• PROBLEM TO WORK ON
Find the lines that hold "齐鲁晚报". Report only how many there are.

• RECORDS SHOWN
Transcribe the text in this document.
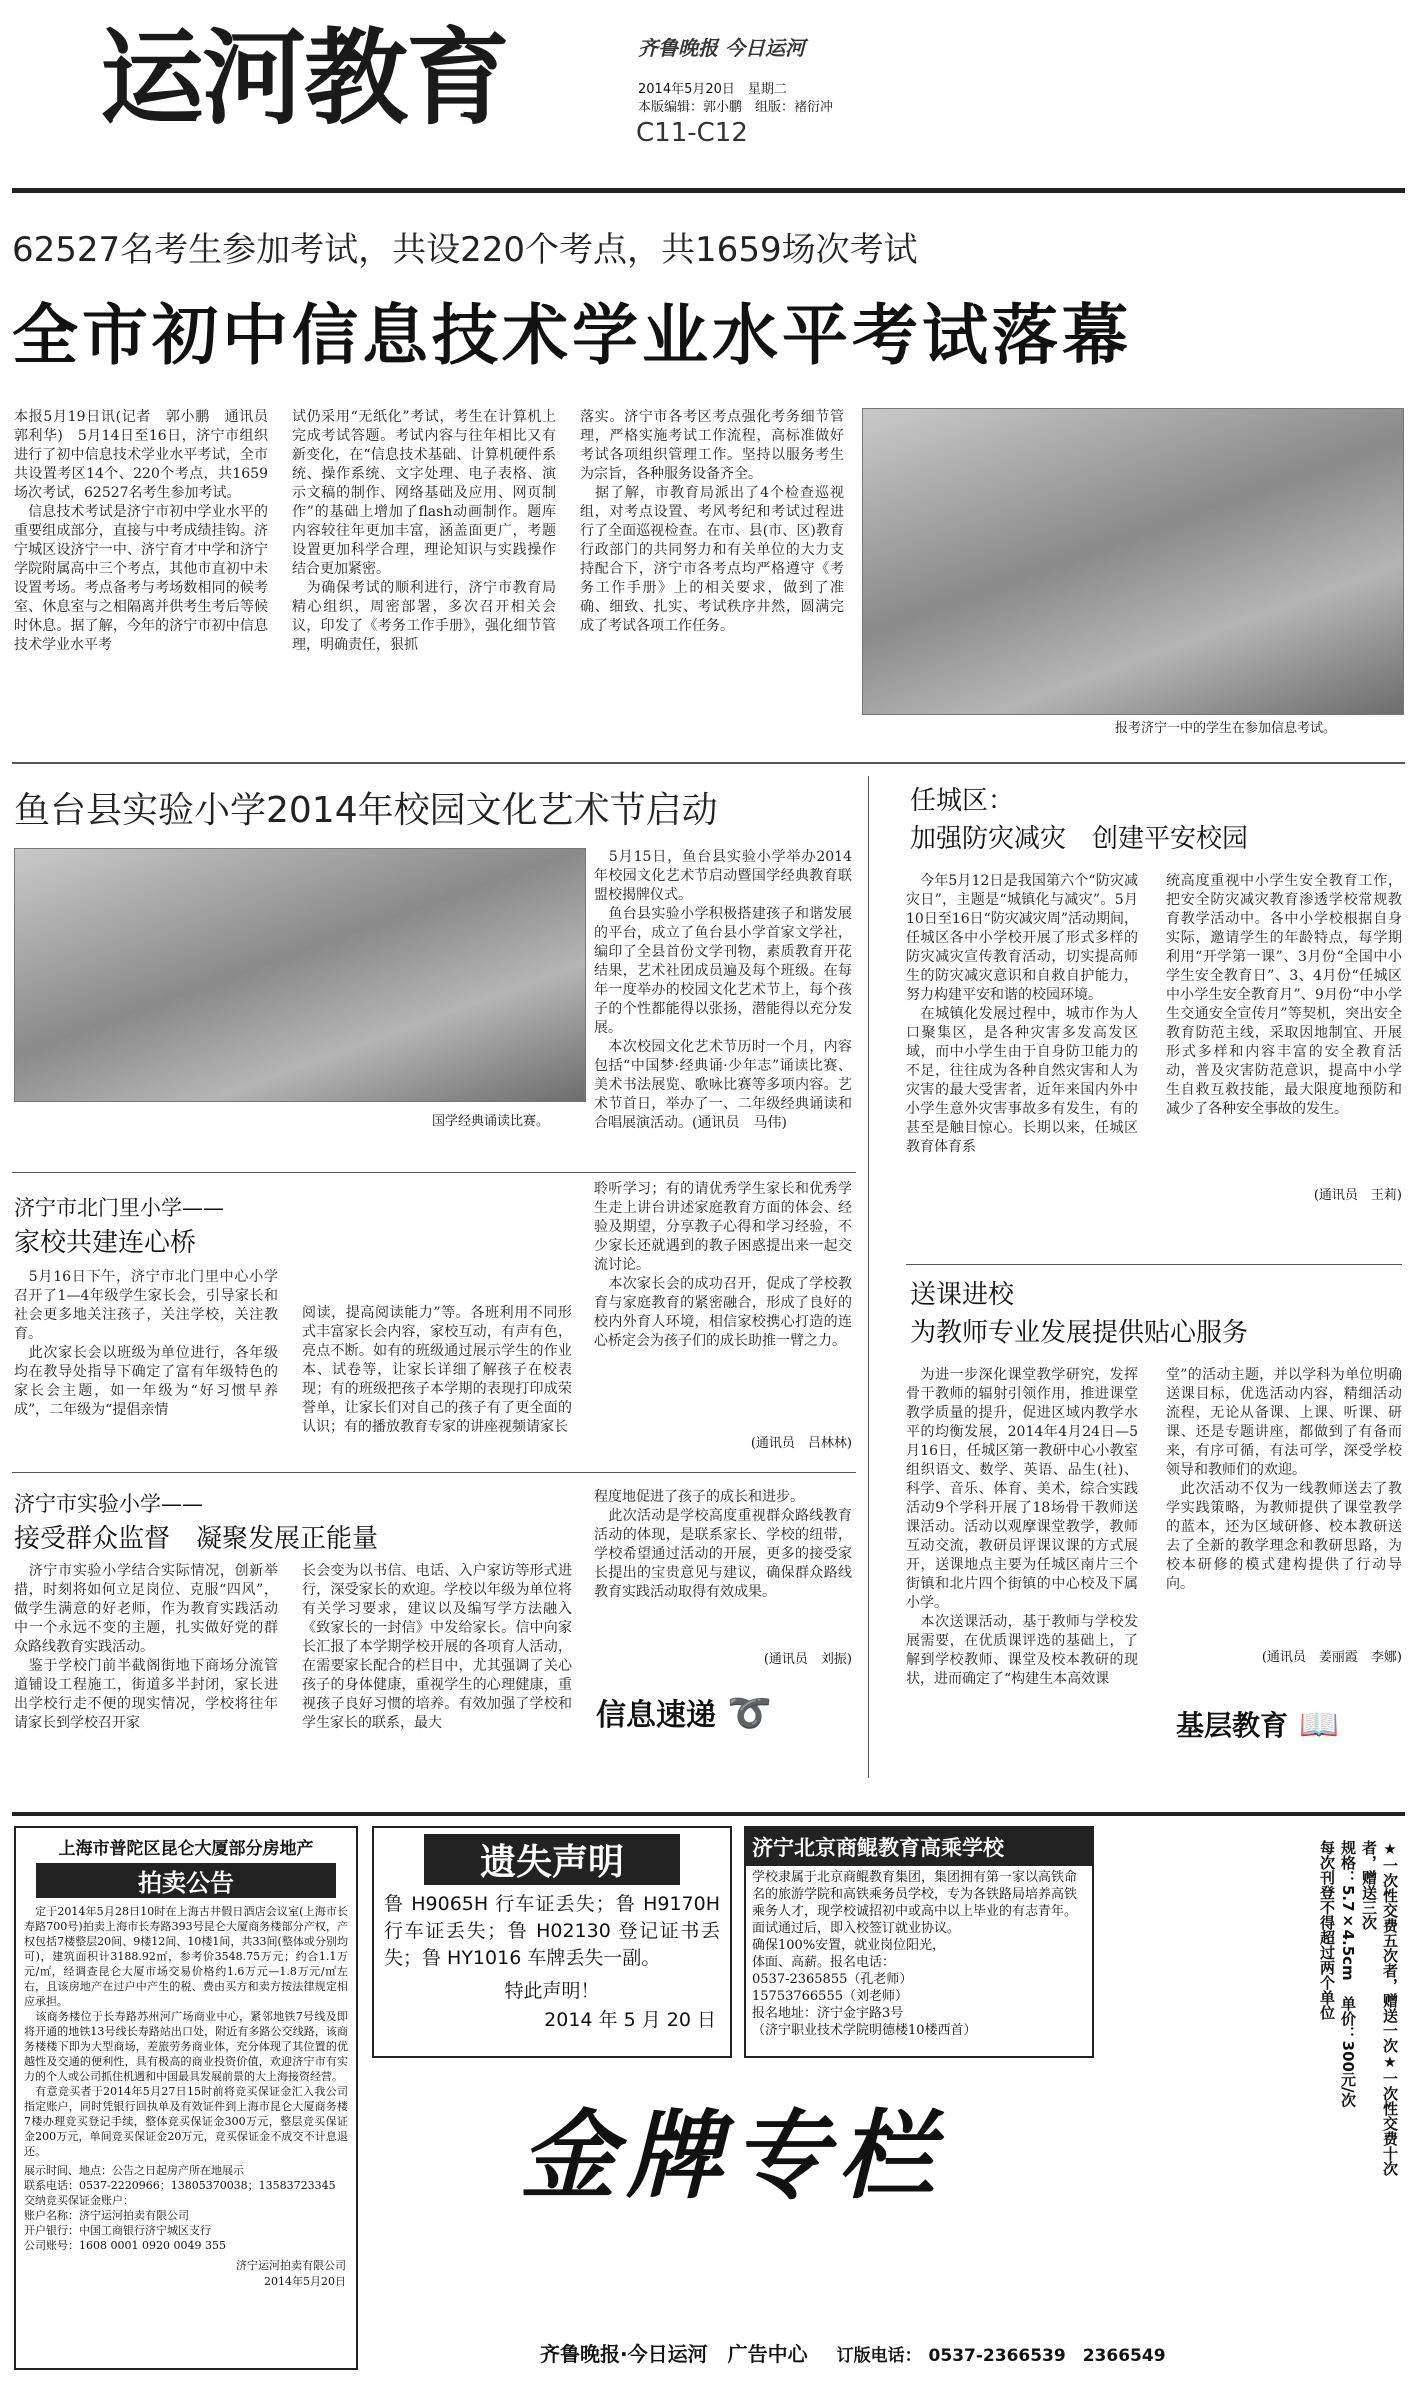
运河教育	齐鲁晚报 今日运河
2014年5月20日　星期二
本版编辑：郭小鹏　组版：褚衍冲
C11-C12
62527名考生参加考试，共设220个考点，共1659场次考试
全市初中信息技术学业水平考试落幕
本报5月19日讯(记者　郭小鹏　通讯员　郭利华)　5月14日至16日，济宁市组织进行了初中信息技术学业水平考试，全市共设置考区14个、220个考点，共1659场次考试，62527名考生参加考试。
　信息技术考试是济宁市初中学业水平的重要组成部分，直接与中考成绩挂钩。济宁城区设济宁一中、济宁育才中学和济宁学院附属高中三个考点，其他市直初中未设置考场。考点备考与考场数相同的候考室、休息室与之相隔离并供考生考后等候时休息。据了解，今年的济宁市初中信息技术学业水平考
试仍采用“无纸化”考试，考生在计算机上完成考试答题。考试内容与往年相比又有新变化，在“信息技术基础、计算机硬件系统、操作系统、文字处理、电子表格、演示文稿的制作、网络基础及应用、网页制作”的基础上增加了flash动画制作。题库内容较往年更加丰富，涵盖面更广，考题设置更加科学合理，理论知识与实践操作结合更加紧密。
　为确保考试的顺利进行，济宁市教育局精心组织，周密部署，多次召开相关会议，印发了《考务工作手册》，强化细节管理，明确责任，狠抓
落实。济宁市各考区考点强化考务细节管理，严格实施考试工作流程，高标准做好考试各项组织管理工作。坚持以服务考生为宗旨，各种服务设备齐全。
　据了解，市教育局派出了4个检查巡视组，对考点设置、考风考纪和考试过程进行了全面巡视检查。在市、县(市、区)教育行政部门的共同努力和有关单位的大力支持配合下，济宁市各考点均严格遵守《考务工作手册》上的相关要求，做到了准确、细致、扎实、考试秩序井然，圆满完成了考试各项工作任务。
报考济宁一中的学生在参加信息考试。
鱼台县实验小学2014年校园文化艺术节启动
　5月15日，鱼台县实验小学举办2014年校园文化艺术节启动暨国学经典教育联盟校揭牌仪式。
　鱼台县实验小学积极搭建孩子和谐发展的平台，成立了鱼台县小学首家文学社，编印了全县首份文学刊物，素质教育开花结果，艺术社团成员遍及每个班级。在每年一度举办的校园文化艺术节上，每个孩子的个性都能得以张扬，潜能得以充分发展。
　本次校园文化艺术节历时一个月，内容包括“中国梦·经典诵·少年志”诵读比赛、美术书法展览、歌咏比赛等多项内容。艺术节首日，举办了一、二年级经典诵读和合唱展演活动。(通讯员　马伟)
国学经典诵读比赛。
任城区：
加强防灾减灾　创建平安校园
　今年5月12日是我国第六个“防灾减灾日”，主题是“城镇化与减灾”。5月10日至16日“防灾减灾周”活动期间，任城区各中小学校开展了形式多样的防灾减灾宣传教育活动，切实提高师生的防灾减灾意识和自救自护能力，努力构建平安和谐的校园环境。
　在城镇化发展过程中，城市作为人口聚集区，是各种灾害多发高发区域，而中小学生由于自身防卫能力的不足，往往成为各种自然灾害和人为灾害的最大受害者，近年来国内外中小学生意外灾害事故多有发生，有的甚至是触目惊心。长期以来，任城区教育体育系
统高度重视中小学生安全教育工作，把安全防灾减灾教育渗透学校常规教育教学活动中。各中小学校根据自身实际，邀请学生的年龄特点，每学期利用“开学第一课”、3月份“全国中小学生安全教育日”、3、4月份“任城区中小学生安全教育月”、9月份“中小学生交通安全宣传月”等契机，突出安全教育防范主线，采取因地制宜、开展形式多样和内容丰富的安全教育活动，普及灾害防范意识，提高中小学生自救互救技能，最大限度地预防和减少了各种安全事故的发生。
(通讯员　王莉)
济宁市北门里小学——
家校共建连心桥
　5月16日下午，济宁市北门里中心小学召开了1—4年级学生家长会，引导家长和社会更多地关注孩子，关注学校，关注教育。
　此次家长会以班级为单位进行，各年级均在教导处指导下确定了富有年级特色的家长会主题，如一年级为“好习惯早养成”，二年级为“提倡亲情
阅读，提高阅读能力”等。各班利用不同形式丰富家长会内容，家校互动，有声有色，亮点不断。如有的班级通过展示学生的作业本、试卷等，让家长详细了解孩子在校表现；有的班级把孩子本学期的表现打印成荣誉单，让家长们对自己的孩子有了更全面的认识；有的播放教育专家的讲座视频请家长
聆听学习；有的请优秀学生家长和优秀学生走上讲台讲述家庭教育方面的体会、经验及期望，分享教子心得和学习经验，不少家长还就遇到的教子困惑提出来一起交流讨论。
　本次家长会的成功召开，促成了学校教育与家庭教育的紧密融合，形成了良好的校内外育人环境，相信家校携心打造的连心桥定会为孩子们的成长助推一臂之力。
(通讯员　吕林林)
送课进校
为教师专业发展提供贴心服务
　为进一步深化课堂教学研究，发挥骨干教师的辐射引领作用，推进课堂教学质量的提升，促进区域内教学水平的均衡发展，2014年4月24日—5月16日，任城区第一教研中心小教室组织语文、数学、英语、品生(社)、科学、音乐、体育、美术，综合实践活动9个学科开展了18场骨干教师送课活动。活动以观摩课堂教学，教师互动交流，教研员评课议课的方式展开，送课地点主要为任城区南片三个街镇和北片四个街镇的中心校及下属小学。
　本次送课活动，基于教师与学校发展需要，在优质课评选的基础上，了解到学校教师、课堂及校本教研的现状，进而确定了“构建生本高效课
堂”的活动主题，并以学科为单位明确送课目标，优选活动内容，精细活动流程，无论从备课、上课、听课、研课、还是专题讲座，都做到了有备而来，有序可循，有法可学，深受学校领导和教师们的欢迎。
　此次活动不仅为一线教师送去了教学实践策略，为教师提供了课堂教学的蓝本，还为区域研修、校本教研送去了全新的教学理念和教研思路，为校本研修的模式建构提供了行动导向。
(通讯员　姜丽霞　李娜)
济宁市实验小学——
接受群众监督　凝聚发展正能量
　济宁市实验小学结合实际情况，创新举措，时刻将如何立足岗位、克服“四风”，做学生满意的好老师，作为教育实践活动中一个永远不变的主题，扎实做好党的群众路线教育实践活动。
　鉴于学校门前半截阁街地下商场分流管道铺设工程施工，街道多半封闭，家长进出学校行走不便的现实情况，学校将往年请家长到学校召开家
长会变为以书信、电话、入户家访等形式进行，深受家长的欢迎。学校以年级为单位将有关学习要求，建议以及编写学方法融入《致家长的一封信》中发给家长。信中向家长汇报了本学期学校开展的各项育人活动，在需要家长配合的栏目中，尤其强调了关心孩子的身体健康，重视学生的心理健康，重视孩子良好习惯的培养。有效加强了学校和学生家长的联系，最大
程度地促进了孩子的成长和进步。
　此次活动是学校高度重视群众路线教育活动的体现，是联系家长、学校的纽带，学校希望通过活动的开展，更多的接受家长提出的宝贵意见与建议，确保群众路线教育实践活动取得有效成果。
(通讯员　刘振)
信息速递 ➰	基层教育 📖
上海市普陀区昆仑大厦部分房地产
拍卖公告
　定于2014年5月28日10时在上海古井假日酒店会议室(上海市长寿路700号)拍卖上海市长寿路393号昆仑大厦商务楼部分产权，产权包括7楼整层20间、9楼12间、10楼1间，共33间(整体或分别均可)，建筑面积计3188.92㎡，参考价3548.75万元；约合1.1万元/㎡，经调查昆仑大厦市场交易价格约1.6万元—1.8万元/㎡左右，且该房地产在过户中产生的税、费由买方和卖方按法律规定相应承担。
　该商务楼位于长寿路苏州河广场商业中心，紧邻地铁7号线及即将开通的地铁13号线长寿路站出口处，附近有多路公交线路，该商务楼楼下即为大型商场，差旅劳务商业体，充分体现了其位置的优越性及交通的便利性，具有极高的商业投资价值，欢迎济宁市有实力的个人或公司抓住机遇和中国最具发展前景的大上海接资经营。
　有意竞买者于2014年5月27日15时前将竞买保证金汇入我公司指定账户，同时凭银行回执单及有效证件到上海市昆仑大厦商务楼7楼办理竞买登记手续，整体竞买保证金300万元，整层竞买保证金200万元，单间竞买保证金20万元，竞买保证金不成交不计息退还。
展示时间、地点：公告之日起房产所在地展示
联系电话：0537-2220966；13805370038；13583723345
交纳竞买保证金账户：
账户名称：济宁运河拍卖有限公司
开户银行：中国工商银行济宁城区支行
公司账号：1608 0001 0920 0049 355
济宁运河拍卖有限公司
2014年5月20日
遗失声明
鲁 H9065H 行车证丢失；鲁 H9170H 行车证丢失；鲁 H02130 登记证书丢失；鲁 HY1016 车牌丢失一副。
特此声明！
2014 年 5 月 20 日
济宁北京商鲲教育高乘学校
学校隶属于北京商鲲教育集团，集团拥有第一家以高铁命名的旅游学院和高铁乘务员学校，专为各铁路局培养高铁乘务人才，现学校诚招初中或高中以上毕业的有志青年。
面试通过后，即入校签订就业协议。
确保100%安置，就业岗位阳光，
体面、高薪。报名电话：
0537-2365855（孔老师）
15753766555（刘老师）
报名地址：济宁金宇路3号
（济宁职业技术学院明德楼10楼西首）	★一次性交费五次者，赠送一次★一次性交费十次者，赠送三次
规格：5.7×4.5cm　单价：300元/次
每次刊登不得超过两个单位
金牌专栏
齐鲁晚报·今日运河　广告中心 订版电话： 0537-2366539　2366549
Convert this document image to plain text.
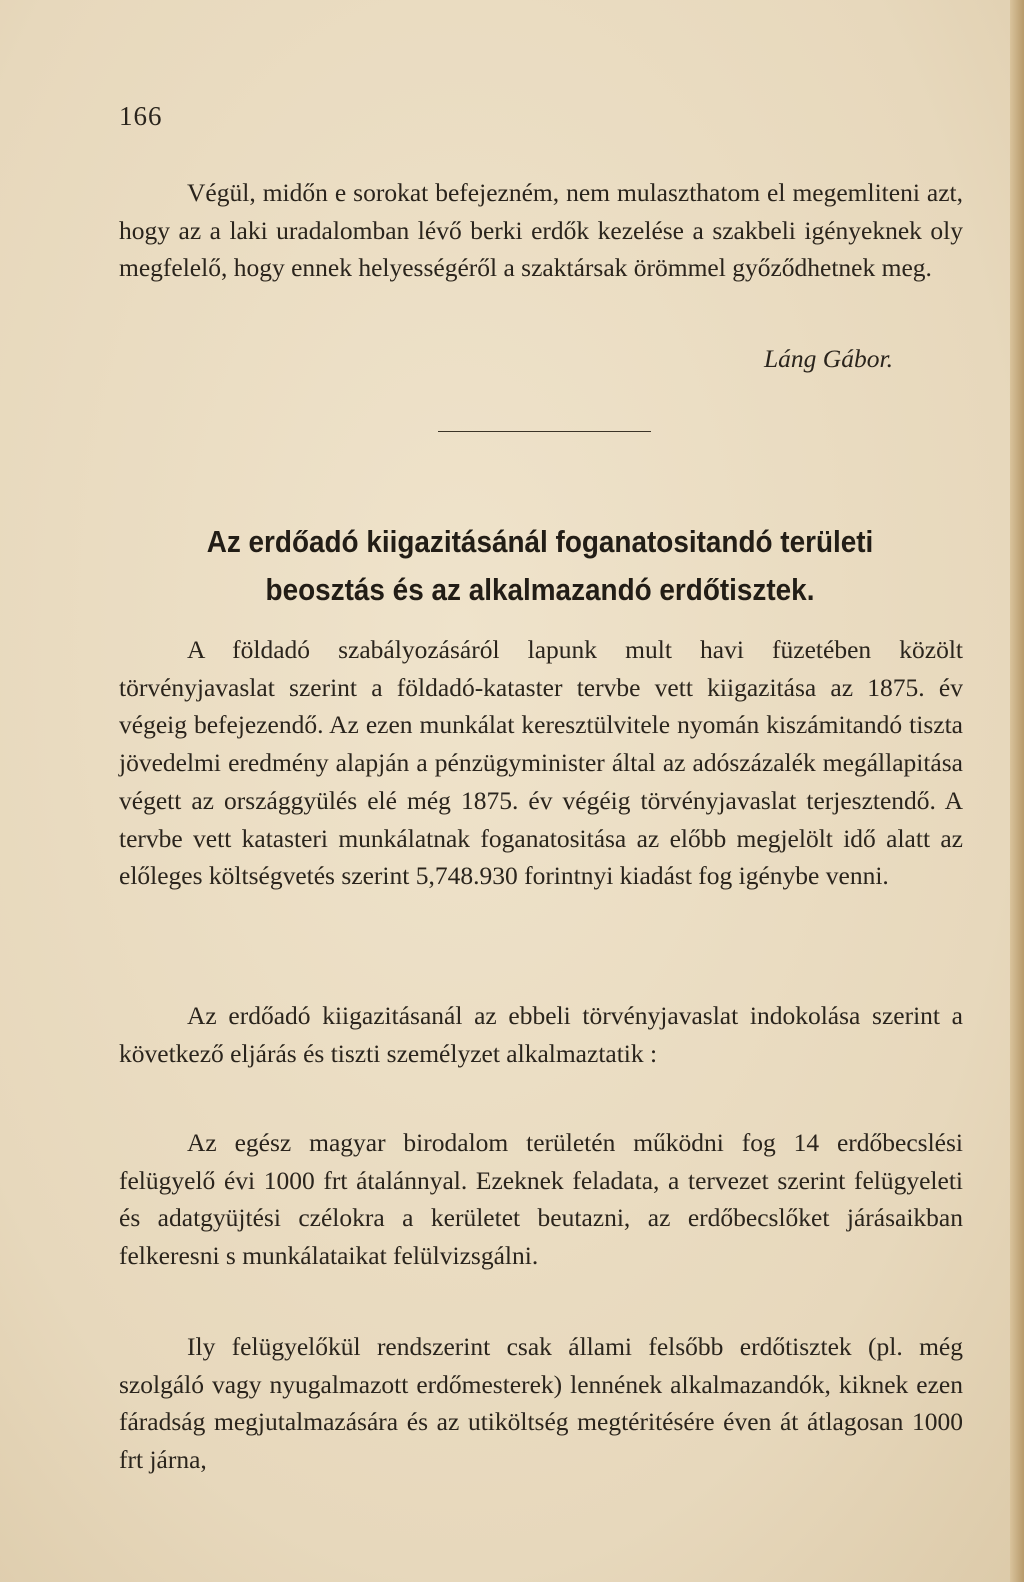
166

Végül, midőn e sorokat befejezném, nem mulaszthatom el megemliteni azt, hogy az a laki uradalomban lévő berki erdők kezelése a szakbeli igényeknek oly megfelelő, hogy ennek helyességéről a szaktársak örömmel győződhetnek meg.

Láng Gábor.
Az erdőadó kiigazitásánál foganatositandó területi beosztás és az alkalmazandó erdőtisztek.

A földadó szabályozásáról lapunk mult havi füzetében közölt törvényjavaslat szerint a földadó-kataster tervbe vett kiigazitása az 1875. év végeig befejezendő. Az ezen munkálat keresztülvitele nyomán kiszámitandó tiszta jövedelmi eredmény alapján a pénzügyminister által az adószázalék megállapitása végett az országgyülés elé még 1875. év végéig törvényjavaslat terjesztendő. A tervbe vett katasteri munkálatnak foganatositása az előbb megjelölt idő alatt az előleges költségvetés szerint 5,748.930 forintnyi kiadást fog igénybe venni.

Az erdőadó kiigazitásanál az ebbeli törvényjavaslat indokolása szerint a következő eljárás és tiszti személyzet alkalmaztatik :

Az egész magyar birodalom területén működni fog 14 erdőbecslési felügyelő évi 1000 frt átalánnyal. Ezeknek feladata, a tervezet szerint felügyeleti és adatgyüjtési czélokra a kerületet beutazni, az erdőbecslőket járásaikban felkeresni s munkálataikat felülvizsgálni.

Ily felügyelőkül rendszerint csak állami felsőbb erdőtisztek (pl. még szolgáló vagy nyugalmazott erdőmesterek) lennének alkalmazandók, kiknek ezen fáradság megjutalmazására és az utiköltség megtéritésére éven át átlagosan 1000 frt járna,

• SOLVED EXERCISE
2